TASK DIRECTIONS:
Copy each line holding the string "Voir".

----------

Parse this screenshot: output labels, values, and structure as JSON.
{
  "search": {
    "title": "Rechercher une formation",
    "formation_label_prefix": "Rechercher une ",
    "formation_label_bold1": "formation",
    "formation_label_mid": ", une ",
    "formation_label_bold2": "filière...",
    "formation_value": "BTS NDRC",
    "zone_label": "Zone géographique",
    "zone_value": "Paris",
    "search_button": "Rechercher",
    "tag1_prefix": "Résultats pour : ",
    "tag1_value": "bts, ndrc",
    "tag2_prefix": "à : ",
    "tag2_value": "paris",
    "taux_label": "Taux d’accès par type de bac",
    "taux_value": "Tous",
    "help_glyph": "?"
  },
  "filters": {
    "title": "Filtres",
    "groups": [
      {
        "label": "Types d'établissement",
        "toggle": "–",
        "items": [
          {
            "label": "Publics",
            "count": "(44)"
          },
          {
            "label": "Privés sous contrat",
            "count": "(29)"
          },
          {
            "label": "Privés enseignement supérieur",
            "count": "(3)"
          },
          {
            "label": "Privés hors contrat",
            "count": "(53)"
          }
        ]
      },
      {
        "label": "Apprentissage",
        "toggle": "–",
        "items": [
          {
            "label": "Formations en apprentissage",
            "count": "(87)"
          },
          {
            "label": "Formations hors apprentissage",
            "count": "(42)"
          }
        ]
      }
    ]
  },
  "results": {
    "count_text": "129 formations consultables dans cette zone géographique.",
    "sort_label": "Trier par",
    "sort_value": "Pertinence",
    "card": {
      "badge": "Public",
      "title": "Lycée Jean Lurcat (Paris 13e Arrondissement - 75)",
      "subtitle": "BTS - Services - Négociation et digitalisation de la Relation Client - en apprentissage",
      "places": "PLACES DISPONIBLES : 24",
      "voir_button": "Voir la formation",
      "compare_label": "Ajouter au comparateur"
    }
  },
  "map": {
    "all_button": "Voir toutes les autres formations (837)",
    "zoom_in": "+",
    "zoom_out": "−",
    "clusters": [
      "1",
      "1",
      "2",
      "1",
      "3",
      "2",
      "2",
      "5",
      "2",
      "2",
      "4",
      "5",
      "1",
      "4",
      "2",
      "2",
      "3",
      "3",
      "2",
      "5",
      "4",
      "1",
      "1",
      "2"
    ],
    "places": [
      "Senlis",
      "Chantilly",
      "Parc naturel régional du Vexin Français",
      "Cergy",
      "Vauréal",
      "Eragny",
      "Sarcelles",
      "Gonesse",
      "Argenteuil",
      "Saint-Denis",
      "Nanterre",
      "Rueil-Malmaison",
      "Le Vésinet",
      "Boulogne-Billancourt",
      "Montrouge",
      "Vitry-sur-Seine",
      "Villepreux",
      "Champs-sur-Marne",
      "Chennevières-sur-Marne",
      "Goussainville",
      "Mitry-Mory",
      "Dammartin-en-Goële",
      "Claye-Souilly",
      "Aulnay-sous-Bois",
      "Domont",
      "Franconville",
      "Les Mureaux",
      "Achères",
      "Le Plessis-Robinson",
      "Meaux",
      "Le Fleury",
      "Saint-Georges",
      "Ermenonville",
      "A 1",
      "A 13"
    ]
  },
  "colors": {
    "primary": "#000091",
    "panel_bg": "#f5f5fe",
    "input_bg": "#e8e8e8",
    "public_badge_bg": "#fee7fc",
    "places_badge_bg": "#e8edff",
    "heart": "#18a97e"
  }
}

----------

EXERCISE ANSWER:
      "voir_button": "Voir la formation",
    "all_button": "Voir toutes les autres formations (837)",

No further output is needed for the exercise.